• Short task: Give back the entire listing verbatim.

• Listed records:
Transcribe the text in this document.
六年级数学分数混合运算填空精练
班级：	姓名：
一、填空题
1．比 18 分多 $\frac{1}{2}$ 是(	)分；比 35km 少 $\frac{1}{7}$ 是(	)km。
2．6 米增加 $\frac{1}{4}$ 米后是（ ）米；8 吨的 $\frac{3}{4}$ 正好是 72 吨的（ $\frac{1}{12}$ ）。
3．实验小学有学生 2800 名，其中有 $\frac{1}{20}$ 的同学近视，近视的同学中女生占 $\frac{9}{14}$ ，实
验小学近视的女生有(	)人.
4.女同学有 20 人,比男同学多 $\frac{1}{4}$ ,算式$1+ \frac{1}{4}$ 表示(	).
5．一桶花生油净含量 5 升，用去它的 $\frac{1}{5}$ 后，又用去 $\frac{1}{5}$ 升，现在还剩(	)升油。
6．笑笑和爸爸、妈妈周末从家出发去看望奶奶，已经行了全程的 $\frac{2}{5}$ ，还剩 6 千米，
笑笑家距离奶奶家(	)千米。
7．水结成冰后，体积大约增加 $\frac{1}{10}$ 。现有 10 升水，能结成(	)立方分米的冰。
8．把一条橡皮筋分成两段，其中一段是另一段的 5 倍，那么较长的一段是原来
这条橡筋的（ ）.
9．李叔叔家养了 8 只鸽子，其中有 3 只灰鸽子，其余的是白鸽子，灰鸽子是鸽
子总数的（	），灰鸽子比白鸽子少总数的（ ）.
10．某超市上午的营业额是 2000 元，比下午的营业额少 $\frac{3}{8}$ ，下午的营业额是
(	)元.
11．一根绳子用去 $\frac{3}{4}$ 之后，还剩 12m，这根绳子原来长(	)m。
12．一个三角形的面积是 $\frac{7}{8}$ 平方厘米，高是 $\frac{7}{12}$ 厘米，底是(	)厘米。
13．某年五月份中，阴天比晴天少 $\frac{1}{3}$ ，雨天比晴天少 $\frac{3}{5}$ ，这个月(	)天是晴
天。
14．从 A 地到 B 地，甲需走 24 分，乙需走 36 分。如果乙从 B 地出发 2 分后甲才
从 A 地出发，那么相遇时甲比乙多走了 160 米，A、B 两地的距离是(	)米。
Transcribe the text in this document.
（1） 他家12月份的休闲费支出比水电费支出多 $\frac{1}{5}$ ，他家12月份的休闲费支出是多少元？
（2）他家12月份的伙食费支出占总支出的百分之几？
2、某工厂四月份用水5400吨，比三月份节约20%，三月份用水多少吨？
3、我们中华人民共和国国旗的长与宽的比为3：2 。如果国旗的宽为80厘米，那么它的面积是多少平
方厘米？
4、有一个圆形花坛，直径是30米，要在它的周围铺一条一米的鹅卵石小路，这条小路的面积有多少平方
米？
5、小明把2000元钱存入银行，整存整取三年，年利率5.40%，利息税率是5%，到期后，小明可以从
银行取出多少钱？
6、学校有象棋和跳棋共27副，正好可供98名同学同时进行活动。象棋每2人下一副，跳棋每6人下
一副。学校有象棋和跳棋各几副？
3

• In response:
Transcribe the text in this document.
六年级数学分数混合运算填空精练
班级：	姓名：
一、填空题
1．比 18 分多 $\frac{1}{2}$ 是(	)分；比 35km 少 $\frac{1}{7}$ 是(	)km。
2．6 米增加 $\frac{1}{4}$ 米后是（ ）米；8 吨的 $\frac{3}{4}$ 正好是 72 吨的（ $\frac{1}{12}$ ）。
3．实验小学有学生 2800 名，其中有 $\frac{1}{20}$ 的同学近视，近视的同学中女生占 $\frac{9}{14}$ ，实
验小学近视的女生有(	)人.
4.女同学有 20 人,比男同学多 $\frac{1}{4}$ ,算式$1+ \frac{1}{4}$ 表示(	).
5．一桶花生油净含量 5 升，用去它的 $\frac{1}{5}$ 后，又用去 $\frac{1}{5}$ 升，现在还剩(	)升油。
6．笑笑和爸爸、妈妈周末从家出发去看望奶奶，已经行了全程的 $\frac{2}{5}$ ，还剩 6 千米，
笑笑家距离奶奶家(	)千米。
7．水结成冰后，体积大约增加 $\frac{1}{10}$ 。现有 10 升水，能结成(	)立方分米的冰。
8．把一条橡皮筋分成两段，其中一段是另一段的 5 倍，那么较长的一段是原来
这条橡筋的（ ）.
9．李叔叔家养了 8 只鸽子，其中有 3 只灰鸽子，其余的是白鸽子，灰鸽子是鸽
子总数的（	），灰鸽子比白鸽子少总数的（ ）.
10．某超市上午的营业额是 2000 元，比下午的营业额少 $\frac{3}{8}$ ，下午的营业额是
(	)元.
11．一根绳子用去 $\frac{3}{4}$ 之后，还剩 12m，这根绳子原来长(	)m。
12．一个三角形的面积是 $\frac{7}{8}$ 平方厘米，高是 $\frac{7}{12}$ 厘米，底是(	)厘米。
13．某年五月份中，阴天比晴天少 $\frac{1}{3}$ ，雨天比晴天少 $\frac{3}{5}$ ，这个月(	)天是晴
天。
14．从 A 地到 B 地，甲需走 24 分，乙需走 36 分。如果乙从 B 地出发 2 分后甲才
从 A 地出发，那么相遇时甲比乙多走了 160 米，A、B 两地的距离是(	)米。
Transcribe the text in this document.
（1） 他家12月份的休闲费支出比水电费支出多 $\frac{1}{5}$ ，他家12月份的休闲费支出是多少元？
（2）他家12月份的伙食费支出占总支出的百分之几？
2、某工厂四月份用水5400吨，比三月份节约20%，三月份用水多少吨？
3、我们中华人民共和国国旗的长与宽的比为3：2 。如果国旗的宽为80厘米，那么它的面积是多少平
方厘米？
4、有一个圆形花坛，直径是30米，要在它的周围铺一条一米的鹅卵石小路，这条小路的面积有多少平方
米？
5、小明把2000元钱存入银行，整存整取三年，年利率5.40%，利息税率是5%，到期后，小明可以从
银行取出多少钱？
6、学校有象棋和跳棋共27副，正好可供98名同学同时进行活动。象棋每2人下一副，跳棋每6人下
一副。学校有象棋和跳棋各几副？
3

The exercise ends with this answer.